**Exercise**
Using the review of the Fishing Season restaurant, decide whether each statement agrees with the review, answering yes or no and quoting the deciding words: (a) the pool holding Murray cod and eel is on the ground floor; (b) the herbal soup is said to be best with the cod; (c) staff bring condiments to each table.

**Page extract**
Catch and cook your own dinner at this steamy seafood hotpot restaurant
Fishing Season encourages you to embrace your inner hunter-gatherer and net your own eel or Murray cod.
Chinese$$$
You’re in a restaurant, there are waiters and chopsticks, but there’s a big obstacle between you and dinner. You have to catch it. That’s the idea at Fishing Season, the Yunnan-style seafood restaurant with a large pool for Murray cod and eel on the ground floor, and a dining room with tabletop hotpots up above.
Choose eel or cod and you’ll be handed a net and pointed to the right part of the tank. The best technique is to spot your prey, swiftly thrust your net underneath, then whoosh it upwards to secure your meal. It’s then taken away for speedy dispatching. If you’re not feeling your inner hunter-gatherer, the friendly, well-drilled team will be happy to snare dinner on your behalf.
Spot your prey, swiftly thrust your net underneath, then whoosh it upwards to secure your meal.
The simple but cheerful dining room has bulky tables, each of them concealing a compressor that aims high-pressure steam at the base of a bluestone hotpot. The segmented fish is added to the pot, followed by mushroom-studded fish broth, then a conical straw hat is set on top. The steam does its fierce work, cooking the fish and turning the soup into a collagen-milky, rich, sticky medium in a few minutes.
Not feeling like fish broth? You can select instead a spicy soup, grain porridge, or a herbal concoction with ginseng, jujube and goji berries that is best with the eel.
My Murray cod was soft, sweet, mild (and bony – fillet-only fans beware). A set menu is recommended to reduce overwhelm and make the most of the broth. Snacks include wagyu tartlets, fish skin chips and springy, squiggly noodles made from barramundi mince. They’re all nicely rendered.
Once you’ve finished your fish, you’ll have seafood and vegetables added to the broth as a second chapter in your soup story. Condiments including XO sauce and chilli are available at a sauce station.

**Material**
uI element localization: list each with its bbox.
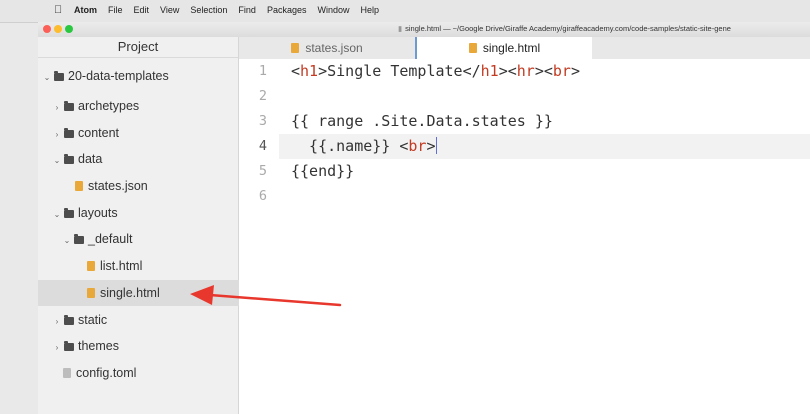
annotation-arrow-icon <box>190 285 342 307</box>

**Task output**
(a) Yes: "a large pool for Murray cod and eel on the ground floor"
(b) No: "a herbal concoction with ginseng, jujube and goji berries that is best with the eel"
(c) No: "Condiments including XO sauce and chilli are available at a sauce station."